DIRECTION
Report every line in the listing below where the string "text" shows up.

━━━ LISTED RECORDS

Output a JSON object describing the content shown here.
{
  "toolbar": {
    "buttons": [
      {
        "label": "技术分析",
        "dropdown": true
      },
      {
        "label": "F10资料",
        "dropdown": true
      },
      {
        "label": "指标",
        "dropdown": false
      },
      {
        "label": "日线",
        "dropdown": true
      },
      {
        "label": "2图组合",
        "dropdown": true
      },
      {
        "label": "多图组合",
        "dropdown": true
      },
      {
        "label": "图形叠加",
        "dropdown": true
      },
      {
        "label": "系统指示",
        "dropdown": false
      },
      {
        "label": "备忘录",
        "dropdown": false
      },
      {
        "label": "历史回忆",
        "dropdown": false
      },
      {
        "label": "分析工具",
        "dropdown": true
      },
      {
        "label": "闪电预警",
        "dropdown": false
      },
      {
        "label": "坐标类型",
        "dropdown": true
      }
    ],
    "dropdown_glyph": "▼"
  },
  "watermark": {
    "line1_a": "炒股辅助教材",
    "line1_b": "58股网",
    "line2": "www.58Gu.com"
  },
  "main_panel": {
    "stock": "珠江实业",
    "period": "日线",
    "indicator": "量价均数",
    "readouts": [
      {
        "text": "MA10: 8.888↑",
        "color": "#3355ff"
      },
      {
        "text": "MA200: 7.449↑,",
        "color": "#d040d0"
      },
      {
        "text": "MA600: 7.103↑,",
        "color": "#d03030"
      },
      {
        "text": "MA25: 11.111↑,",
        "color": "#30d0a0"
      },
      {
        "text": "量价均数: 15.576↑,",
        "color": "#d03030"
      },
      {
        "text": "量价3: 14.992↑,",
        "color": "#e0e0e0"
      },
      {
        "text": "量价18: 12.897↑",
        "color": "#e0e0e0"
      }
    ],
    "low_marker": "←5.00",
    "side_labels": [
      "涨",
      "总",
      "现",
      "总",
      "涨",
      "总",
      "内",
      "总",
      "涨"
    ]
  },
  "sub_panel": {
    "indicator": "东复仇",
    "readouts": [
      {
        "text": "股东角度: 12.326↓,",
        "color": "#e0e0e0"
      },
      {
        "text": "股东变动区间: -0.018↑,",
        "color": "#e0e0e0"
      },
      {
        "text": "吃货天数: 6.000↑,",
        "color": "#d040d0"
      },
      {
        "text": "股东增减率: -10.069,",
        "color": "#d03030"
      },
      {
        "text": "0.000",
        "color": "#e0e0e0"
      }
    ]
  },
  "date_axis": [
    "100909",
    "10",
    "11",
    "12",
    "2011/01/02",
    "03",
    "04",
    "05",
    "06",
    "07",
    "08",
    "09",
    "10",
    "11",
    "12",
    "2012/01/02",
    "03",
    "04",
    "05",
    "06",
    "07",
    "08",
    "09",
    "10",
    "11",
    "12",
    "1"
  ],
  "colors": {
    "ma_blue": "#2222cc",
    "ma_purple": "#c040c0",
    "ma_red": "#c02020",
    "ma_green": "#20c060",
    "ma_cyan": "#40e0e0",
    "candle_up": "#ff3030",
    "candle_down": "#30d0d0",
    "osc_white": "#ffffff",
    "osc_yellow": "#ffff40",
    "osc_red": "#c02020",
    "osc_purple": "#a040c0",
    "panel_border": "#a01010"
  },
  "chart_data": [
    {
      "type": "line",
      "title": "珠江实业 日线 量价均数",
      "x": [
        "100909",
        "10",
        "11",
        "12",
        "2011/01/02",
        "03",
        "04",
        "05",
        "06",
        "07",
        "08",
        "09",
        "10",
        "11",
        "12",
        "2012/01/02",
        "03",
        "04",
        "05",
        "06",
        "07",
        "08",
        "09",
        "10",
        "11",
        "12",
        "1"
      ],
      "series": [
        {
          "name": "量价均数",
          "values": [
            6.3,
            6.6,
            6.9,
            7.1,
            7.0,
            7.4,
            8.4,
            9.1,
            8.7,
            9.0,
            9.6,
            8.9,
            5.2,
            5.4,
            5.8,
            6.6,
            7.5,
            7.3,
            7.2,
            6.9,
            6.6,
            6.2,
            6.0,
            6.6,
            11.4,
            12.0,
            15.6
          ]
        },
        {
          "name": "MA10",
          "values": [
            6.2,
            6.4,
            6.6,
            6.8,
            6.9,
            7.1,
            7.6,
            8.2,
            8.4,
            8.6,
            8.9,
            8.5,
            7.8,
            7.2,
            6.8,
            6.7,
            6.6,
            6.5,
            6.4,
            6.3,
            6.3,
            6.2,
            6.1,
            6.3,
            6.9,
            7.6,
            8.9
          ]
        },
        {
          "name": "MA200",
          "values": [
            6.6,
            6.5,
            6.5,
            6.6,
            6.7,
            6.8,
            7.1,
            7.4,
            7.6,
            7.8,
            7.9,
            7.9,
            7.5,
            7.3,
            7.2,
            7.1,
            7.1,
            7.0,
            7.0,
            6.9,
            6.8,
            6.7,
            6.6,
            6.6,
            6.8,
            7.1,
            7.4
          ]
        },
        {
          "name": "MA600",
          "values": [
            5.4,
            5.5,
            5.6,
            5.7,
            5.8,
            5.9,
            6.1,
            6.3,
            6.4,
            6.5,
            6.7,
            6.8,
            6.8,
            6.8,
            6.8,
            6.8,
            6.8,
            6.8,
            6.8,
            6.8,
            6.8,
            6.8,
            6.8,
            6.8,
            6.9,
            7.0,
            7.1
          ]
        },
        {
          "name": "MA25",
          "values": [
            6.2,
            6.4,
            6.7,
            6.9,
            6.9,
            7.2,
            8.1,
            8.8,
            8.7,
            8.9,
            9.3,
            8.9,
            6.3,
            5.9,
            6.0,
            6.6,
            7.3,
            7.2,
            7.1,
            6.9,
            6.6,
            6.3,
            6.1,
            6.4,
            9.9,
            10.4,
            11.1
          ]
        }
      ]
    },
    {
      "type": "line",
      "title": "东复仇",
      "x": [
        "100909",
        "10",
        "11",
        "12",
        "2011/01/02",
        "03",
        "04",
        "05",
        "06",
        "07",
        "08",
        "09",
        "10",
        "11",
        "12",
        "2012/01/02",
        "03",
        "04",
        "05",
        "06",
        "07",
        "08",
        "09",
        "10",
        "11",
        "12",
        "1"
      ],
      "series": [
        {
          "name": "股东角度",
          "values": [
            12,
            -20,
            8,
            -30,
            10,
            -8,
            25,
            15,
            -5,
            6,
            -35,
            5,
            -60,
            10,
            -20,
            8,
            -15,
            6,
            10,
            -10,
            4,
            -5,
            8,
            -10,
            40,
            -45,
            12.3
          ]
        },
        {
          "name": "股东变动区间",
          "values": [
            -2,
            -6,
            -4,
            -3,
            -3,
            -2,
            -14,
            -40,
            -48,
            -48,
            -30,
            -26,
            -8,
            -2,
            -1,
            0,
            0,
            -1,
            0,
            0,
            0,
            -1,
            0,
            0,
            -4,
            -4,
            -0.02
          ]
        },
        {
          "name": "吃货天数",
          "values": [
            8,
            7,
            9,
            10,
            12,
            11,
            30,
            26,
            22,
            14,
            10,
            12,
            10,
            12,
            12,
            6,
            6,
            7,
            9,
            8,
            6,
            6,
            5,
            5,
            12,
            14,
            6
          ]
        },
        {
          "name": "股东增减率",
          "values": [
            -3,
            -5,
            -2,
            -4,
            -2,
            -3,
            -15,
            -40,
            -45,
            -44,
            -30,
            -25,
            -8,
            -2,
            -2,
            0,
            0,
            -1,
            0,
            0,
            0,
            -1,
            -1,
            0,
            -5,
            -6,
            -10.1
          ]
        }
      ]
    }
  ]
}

━━━━━━

OUTPUT BELOW
        "text": "MA10: 8.888↑",
        "text": "MA200: 7.449↑,",
        "text": "MA600: 7.103↑,",
        "text": "MA25: 11.111↑,",
        "text": "量价均数: 15.576↑,",
        "text": "量价3: 14.992↑,",
        "text": "量价18: 12.897↑",
        "text": "股东角度: 12.326↓,",
        "text": "股东变动区间: -0.018↑,",
        "text": "吃货天数: 6.000↑,",
        "text": "股东增减率: -10.069,",
        "text": "0.000",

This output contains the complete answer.